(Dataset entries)
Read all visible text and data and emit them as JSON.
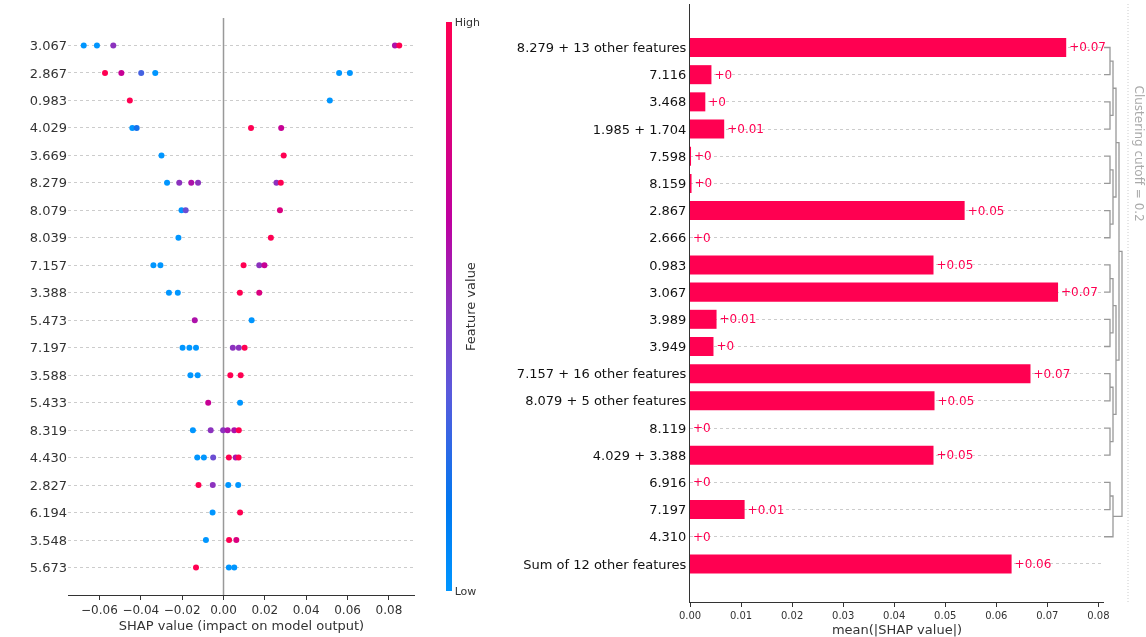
{
  "chart_data": [
    {
      "type": "scatter",
      "orientation": "horizontal",
      "xlabel": "SHAP value (impact on model output)",
      "clabel": "Feature value",
      "categories": [
        "3.067",
        "2.867",
        "0.983",
        "4.029",
        "3.669",
        "8.279",
        "8.079",
        "8.039",
        "7.157",
        "3.388",
        "5.473",
        "7.197",
        "3.588",
        "5.433",
        "8.319",
        "4.430",
        "2.827",
        "6.194",
        "3.548",
        "5.673"
      ],
      "series": [
        {
          "x": [
            "3.067",
            "3.067",
            "3.067",
            "3.067",
            "3.067",
            "2.867",
            "2.867",
            "2.867",
            "2.867",
            "2.867",
            "2.867",
            "0.983",
            "0.983",
            "4.029",
            "4.029",
            "4.029",
            "4.029",
            "3.669",
            "3.669",
            "8.279",
            "8.279",
            "8.279",
            "8.279",
            "8.279",
            "8.279",
            "8.079",
            "8.079",
            "8.079",
            "8.039",
            "8.039",
            "7.157",
            "7.157",
            "7.157",
            "7.157",
            "7.157",
            "3.388",
            "3.388",
            "3.388",
            "3.388",
            "5.473",
            "5.473",
            "7.197",
            "7.197",
            "7.197",
            "7.197",
            "7.197",
            "7.197",
            "3.588",
            "3.588",
            "3.588",
            "3.588",
            "5.433",
            "5.433",
            "8.319",
            "8.319",
            "8.319",
            "8.319",
            "8.319",
            "8.319",
            "4.430",
            "4.430",
            "4.430",
            "4.430",
            "4.430",
            "4.430",
            "2.827",
            "2.827",
            "2.827",
            "2.827",
            "6.194",
            "6.194",
            "3.548",
            "3.548",
            "3.548",
            "5.673",
            "5.673",
            "5.673"
          ],
          "values": [
            -0.0676,
            -0.0612,
            -0.0533,
            0.0829,
            0.085,
            -0.0573,
            -0.0494,
            -0.0398,
            -0.033,
            0.0559,
            0.0611,
            -0.0453,
            0.0514,
            -0.0441,
            -0.042,
            0.0133,
            0.0279,
            -0.03,
            0.0291,
            -0.0273,
            -0.0214,
            -0.0156,
            -0.0123,
            0.0256,
            0.0277,
            -0.0203,
            -0.0183,
            0.0273,
            -0.0218,
            0.0229,
            -0.0339,
            -0.0305,
            0.0097,
            0.0173,
            0.0198,
            -0.0264,
            -0.0221,
            0.0079,
            0.0173,
            -0.0139,
            0.0136,
            -0.0198,
            -0.0165,
            -0.0133,
            0.0045,
            0.0074,
            0.0102,
            -0.016,
            -0.0125,
            0.0033,
            0.0083,
            -0.0074,
            0.008,
            -0.0148,
            -0.0062,
            -0.0002,
            0.002,
            0.0052,
            0.0074,
            -0.0127,
            -0.0095,
            -0.005,
            0.0026,
            0.0059,
            0.0073,
            -0.0121,
            -0.0052,
            0.0023,
            0.0071,
            -0.0053,
            0.008,
            -0.0085,
            0.0027,
            0.0062,
            -0.0133,
            0.0026,
            0.0052
          ],
          "cvalues": [
            0,
            0,
            0.5,
            0.6,
            1,
            1,
            0.7,
            0.3,
            0,
            0,
            0,
            1,
            0,
            0,
            0.2,
            1,
            0.7,
            0,
            1,
            0,
            0.5,
            0.6,
            0.5,
            0.5,
            1,
            0,
            0.4,
            0.8,
            0,
            1,
            0,
            0,
            1,
            0.5,
            0.7,
            0,
            0,
            1,
            0.8,
            0.6,
            0,
            0,
            0,
            0,
            0.5,
            0.5,
            1,
            0,
            0,
            1,
            1,
            0.7,
            0,
            0,
            0.5,
            0.5,
            0.6,
            0.6,
            1,
            0,
            0,
            0.4,
            1,
            0.6,
            1,
            1,
            0.5,
            0,
            0,
            0,
            1,
            0,
            1,
            0.8,
            1,
            0,
            0
          ]
        }
      ],
      "xlim": [
        -0.0752,
        0.0926
      ],
      "xticks": [
        {
          "value": -0.06,
          "label": "−0.06"
        },
        {
          "value": -0.04,
          "label": "−0.04"
        },
        {
          "value": -0.02,
          "label": "−0.02"
        },
        {
          "value": 0,
          "label": "0.00"
        },
        {
          "value": 0.02,
          "label": "0.02"
        },
        {
          "value": 0.04,
          "label": "0.04"
        },
        {
          "value": 0.06,
          "label": "0.06"
        },
        {
          "value": 0.08,
          "label": "0.08"
        }
      ],
      "clim": [
        0,
        1
      ],
      "cticks": [
        {
          "value": 0,
          "label": "Low"
        },
        {
          "value": 1,
          "label": "High"
        }
      ],
      "ref_lines": [
        {
          "axis": "x",
          "value": 0,
          "color": "#999999"
        }
      ],
      "grid": "y",
      "marker": "circle"
    },
    {
      "type": "bar",
      "orientation": "horizontal",
      "xlabel": "mean(|SHAP value|)",
      "color": "#ff0051",
      "categories": [
        "8.279 + 13 other features",
        "7.116",
        "3.468",
        "1.985 + 1.704",
        "7.598",
        "8.159",
        "2.867",
        "2.666",
        "0.983",
        "3.067",
        "3.989",
        "3.949",
        "7.157 + 16 other features",
        "8.079 + 5 other features",
        "8.119",
        "4.029 + 3.388",
        "6.916",
        "7.197",
        "4.310",
        "Sum of 12 other features"
      ],
      "values": [
        0.0737,
        0.0042,
        0.003,
        0.0067,
        0.0002,
        0.0003,
        0.0538,
        0,
        0.0477,
        0.0721,
        0.0052,
        0.0046,
        0.0667,
        0.0479,
        0,
        0.0477,
        0,
        0.0107,
        0,
        0.063
      ],
      "value_labels": [
        "+0.07",
        "+0",
        "+0",
        "+0.01",
        "+0",
        "+0",
        "+0.05",
        "+0",
        "+0.05",
        "+0.07",
        "+0.01",
        "+0",
        "+0.07",
        "+0.05",
        "+0",
        "+0.05",
        "+0",
        "+0.01",
        "+0",
        "+0.06"
      ],
      "xlim": [
        0,
        0.0811
      ],
      "xticks": [
        {
          "value": 0,
          "label": "0.00"
        },
        {
          "value": 0.01,
          "label": "0.01"
        },
        {
          "value": 0.02,
          "label": "0.02"
        },
        {
          "value": 0.03,
          "label": "0.03"
        },
        {
          "value": 0.04,
          "label": "0.04"
        },
        {
          "value": 0.05,
          "label": "0.05"
        },
        {
          "value": 0.06,
          "label": "0.06"
        },
        {
          "value": 0.07,
          "label": "0.07"
        },
        {
          "value": 0.08,
          "label": "0.08"
        }
      ],
      "annotations": [
        "Clustering cutoff = 0.2"
      ],
      "grid": "y"
    }
  ]
}
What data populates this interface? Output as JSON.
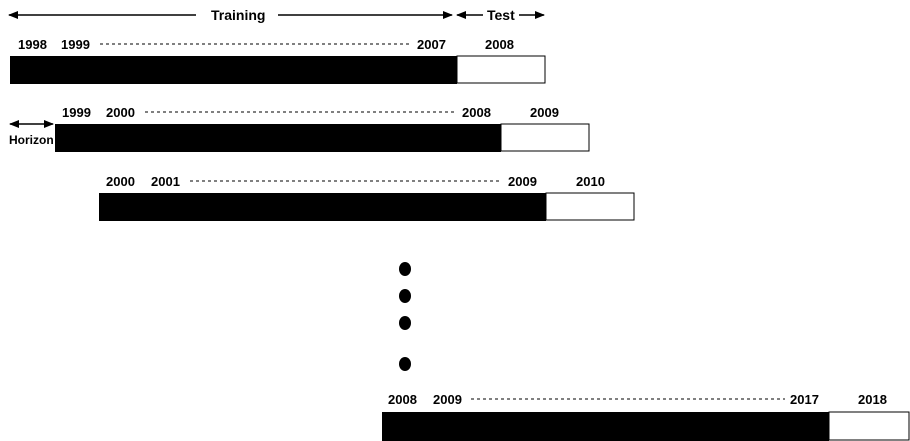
{
  "header": {
    "training_label": "Training",
    "test_label": "Test"
  },
  "horizon_label": "Horizon",
  "windows": [
    {
      "start_year": "1998",
      "second_year": "1999",
      "train_end_year": "2007",
      "test_year": "2008"
    },
    {
      "start_year": "1999",
      "second_year": "2000",
      "train_end_year": "2008",
      "test_year": "2009"
    },
    {
      "start_year": "2000",
      "second_year": "2001",
      "train_end_year": "2009",
      "test_year": "2010"
    },
    {
      "start_year": "2008",
      "second_year": "2009",
      "train_end_year": "2017",
      "test_year": "2018"
    }
  ],
  "colors": {
    "training_fill": "#000000",
    "test_fill": "#ffffff",
    "stroke": "#000000"
  }
}
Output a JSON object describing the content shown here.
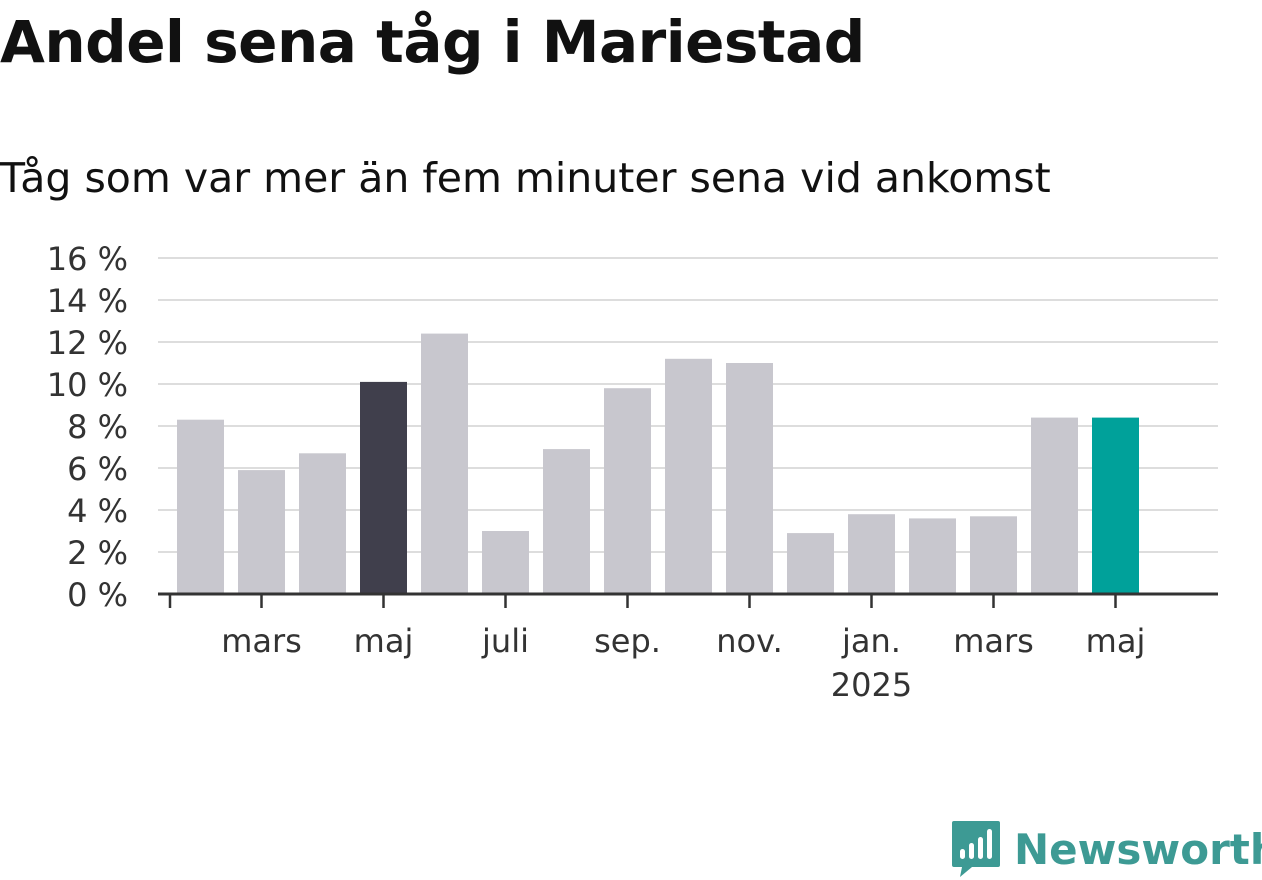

» The task:
Working from the lines above, reproduce the material exactly and exclude its pictures.

» Output for this exercise:
Read all visible text and data and emit them as JSON.
{
  "chart_data": [
    {
      "type": "scatter",
      "orientation": "horizontal",
      "xlabel": "SHAP value (impact on model output)",
      "clabel": "Feature value",
      "categories": [
        "3.067",
        "2.867",
        "0.983",
        "4.029",
        "3.669",
        "8.279",
        "8.079",
        "8.039",
        "7.157",
        "3.388",
        "5.473",
        "7.197",
        "3.588",
        "5.433",
        "8.319",
        "4.430",
        "2.827",
        "6.194",
        "3.548",
        "5.673"
      ],
      "series": [
        {
          "x": [
            "3.067",
            "3.067",
            "3.067",
            "3.067",
            "3.067",
            "2.867",
            "2.867",
            "2.867",
            "2.867",
            "2.867",
            "2.867",
            "0.983",
            "0.983",
            "4.029",
            "4.029",
            "4.029",
            "4.029",
            "3.669",
            "3.669",
            "8.279",
            "8.279",
            "8.279",
            "8.279",
            "8.279",
            "8.279",
            "8.079",
            "8.079",
            "8.079",
            "8.039",
            "8.039",
            "7.157",
            "7.157",
            "7.157",
            "7.157",
            "7.157",
            "3.388",
            "3.388",
            "3.388",
            "3.388",
            "5.473",
            "5.473",
            "7.197",
            "7.197",
            "7.197",
            "7.197",
            "7.197",
            "7.197",
            "3.588",
            "3.588",
            "3.588",
            "3.588",
            "5.433",
            "5.433",
            "8.319",
            "8.319",
            "8.319",
            "8.319",
            "8.319",
            "8.319",
            "4.430",
            "4.430",
            "4.430",
            "4.430",
            "4.430",
            "4.430",
            "2.827",
            "2.827",
            "2.827",
            "2.827",
            "6.194",
            "6.194",
            "3.548",
            "3.548",
            "3.548",
            "5.673",
            "5.673",
            "5.673"
          ],
          "values": [
            -0.0676,
            -0.0612,
            -0.0533,
            0.0829,
            0.085,
            -0.0573,
            -0.0494,
            -0.0398,
            -0.033,
            0.0559,
            0.0611,
            -0.0453,
            0.0514,
            -0.0441,
            -0.042,
            0.0133,
            0.0279,
            -0.03,
            0.0291,
            -0.0273,
            -0.0214,
            -0.0156,
            -0.0123,
            0.0256,
            0.0277,
            -0.0203,
            -0.0183,
            0.0273,
            -0.0218,
            0.0229,
            -0.0339,
            -0.0305,
            0.0097,
            0.0173,
            0.0198,
            -0.0264,
            -0.0221,
            0.0079,
            0.0173,
            -0.0139,
            0.0136,
            -0.0198,
            -0.0165,
            -0.0133,
            0.0045,
            0.0074,
            0.0102,
            -0.016,
            -0.0125,
            0.0033,
            0.0083,
            -0.0074,
            0.008,
            -0.0148,
            -0.0062,
            -0.0002,
            0.002,
            0.0052,
            0.0074,
            -0.0127,
            -0.0095,
            -0.005,
            0.0026,
            0.0059,
            0.0073,
            -0.0121,
            -0.0052,
            0.0023,
            0.0071,
            -0.0053,
            0.008,
            -0.0085,
            0.0027,
            0.0062,
            -0.0133,
            0.0026,
            0.0052
          ],
          "cvalues": [
            0,
            0,
            0.5,
            0.6,
            1,
            1,
            0.7,
            0.3,
            0,
            0,
            0,
            1,
            0,
            0,
            0.2,
            1,
            0.7,
            0,
            1,
            0,
            0.5,
            0.6,
            0.5,
            0.5,
            1,
            0,
            0.4,
            0.8,
            0,
            1,
            0,
            0,
            1,
            0.5,
            0.7,
            0,
            0,
            1,
            0.8,
            0.6,
            0,
            0,
            0,
            0,
            0.5,
            0.5,
            1,
            0,
            0,
            1,
            1,
            0.7,
            0,
            0,
            0.5,
            0.5,
            0.6,
            0.6,
            1,
            0,
            0,
            0.4,
            1,
            0.6,
            1,
            1,
            0.5,
            0,
            0,
            0,
            1,
            0,
            1,
            0.8,
            1,
            0,
            0
          ]
        }
      ],
      "xlim": [
        -0.0752,
        0.0926
      ],
      "xticks": [
        {
          "value": -0.06,
          "label": "−0.06"
        },
        {
          "value": -0.04,
          "label": "−0.04"
        },
        {
          "value": -0.02,
          "label": "−0.02"
        },
        {
          "value": 0,
          "label": "0.00"
        },
        {
          "value": 0.02,
          "label": "0.02"
        },
        {
          "value": 0.04,
          "label": "0.04"
        },
        {
          "value": 0.06,
          "label": "0.06"
        },
        {
          "value": 0.08,
          "label": "0.08"
        }
      ],
      "clim": [
        0,
        1
      ],
      "cticks": [
        {
          "value": 0,
          "label": "Low"
        },
        {
          "value": 1,
          "label": "High"
        }
      ],
      "ref_lines": [
        {
          "axis": "x",
          "value": 0,
          "color": "#999999"
        }
      ],
      "grid": "y",
      "marker": "circle"
    },
    {
      "type": "bar",
      "orientation": "horizontal",
      "xlabel": "mean(|SHAP value|)",
      "color": "#ff0051",
      "categories": [
        "8.279 + 13 other features",
        "7.116",
        "3.468",
        "1.985 + 1.704",
        "7.598",
        "8.159",
        "2.867",
        "2.666",
        "0.983",
        "3.067",
        "3.989",
        "3.949",
        "7.157 + 16 other features",
        "8.079 + 5 other features",
        "8.119",
        "4.029 + 3.388",
        "6.916",
        "7.197",
        "4.310",
        "Sum of 12 other features"
      ],
      "values": [
        0.0737,
        0.0042,
        0.003,
        0.0067,
        0.0002,
        0.0003,
        0.0538,
        0,
        0.0477,
        0.0721,
        0.0052,
        0.0046,
        0.0667,
        0.0479,
        0,
        0.0477,
        0,
        0.0107,
        0,
        0.063
      ],
      "value_labels": [
        "+0.07",
        "+0",
        "+0",
        "+0.01",
        "+0",
        "+0",
        "+0.05",
        "+0",
        "+0.05",
        "+0.07",
        "+0.01",
        "+0",
        "+0.07",
        "+0.05",
        "+0",
        "+0.05",
        "+0",
        "+0.01",
        "+0",
        "+0.06"
      ],
      "xlim": [
        0,
        0.0811
      ],
      "xticks": [
        {
          "value": 0,
          "label": "0.00"
        },
        {
          "value": 0.01,
          "label": "0.01"
        },
        {
          "value": 0.02,
          "label": "0.02"
        },
        {
          "value": 0.03,
          "label": "0.03"
        },
        {
          "value": 0.04,
          "label": "0.04"
        },
        {
          "value": 0.05,
          "label": "0.05"
        },
        {
          "value": 0.06,
          "label": "0.06"
        },
        {
          "value": 0.07,
          "label": "0.07"
        },
        {
          "value": 0.08,
          "label": "0.08"
        }
      ],
      "annotations": [
        "Clustering cutoff = 0.2"
      ],
      "grid": "y"
    }
  ]
}
What data populates this interface? Output as JSON.
{
  "header": {
    "training_label": "Training",
    "test_label": "Test"
  },
  "horizon_label": "Horizon",
  "windows": [
    {
      "start_year": "1998",
      "second_year": "1999",
      "train_end_year": "2007",
      "test_year": "2008"
    },
    {
      "start_year": "1999",
      "second_year": "2000",
      "train_end_year": "2008",
      "test_year": "2009"
    },
    {
      "start_year": "2000",
      "second_year": "2001",
      "train_end_year": "2009",
      "test_year": "2010"
    },
    {
      "start_year": "2008",
      "second_year": "2009",
      "train_end_year": "2017",
      "test_year": "2018"
    }
  ],
  "colors": {
    "training_fill": "#000000",
    "test_fill": "#ffffff",
    "stroke": "#000000"
  }
}
Output a JSON object describing the content shown here.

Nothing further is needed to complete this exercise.